>> BEGIN THE DATA

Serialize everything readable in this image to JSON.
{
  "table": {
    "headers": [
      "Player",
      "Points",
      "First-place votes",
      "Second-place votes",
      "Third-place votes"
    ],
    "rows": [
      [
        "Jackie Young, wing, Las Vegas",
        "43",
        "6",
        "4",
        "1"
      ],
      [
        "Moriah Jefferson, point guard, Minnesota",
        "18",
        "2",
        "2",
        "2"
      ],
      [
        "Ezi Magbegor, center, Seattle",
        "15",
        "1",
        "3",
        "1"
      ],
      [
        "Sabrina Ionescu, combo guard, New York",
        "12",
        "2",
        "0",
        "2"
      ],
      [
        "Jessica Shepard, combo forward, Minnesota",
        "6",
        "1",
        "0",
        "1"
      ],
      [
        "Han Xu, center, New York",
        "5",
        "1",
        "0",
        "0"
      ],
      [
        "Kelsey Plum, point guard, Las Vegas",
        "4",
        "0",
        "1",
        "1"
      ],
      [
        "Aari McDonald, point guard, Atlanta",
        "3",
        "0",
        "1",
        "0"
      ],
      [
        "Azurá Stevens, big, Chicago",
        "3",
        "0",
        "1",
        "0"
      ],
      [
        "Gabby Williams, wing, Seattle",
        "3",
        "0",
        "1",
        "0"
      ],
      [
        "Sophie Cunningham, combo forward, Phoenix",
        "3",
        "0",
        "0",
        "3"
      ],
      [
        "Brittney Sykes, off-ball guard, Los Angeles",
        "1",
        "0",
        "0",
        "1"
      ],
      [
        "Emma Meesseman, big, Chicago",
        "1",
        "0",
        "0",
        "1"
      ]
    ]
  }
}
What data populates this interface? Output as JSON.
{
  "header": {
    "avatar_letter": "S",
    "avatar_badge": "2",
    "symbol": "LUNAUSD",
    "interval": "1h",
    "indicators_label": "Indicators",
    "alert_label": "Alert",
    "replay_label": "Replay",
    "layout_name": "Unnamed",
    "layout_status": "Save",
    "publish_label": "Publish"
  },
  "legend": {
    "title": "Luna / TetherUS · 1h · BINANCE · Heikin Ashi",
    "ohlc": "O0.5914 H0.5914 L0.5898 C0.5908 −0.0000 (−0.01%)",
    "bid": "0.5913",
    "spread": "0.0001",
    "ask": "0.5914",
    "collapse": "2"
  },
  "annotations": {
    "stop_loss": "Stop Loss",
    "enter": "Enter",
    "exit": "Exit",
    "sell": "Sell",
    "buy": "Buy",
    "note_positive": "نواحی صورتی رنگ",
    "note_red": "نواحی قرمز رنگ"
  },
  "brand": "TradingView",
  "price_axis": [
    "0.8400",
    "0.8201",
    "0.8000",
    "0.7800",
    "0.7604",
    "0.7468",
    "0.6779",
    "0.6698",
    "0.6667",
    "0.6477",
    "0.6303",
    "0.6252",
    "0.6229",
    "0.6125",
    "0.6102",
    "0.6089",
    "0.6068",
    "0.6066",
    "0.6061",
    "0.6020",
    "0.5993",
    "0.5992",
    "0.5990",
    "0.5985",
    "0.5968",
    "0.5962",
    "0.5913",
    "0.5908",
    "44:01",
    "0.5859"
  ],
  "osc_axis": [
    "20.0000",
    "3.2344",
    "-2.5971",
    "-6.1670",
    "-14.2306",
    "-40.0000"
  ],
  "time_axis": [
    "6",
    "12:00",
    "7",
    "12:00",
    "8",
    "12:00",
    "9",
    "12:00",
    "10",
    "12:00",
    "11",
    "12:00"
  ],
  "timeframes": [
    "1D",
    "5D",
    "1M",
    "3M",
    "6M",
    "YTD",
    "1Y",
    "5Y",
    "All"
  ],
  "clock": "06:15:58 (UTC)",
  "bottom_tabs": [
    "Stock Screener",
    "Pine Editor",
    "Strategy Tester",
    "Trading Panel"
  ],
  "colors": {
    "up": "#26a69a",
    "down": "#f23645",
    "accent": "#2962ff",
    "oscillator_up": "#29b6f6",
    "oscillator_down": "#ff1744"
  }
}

>> END THE DATA

WHAT TO WORK ON:
Return every line of the preceding records in which the word "Vegas" appears.

TASK ANSWER:
        "Jackie Young, wing, Las Vegas",
        "Kelsey Plum, point guard, Las Vegas",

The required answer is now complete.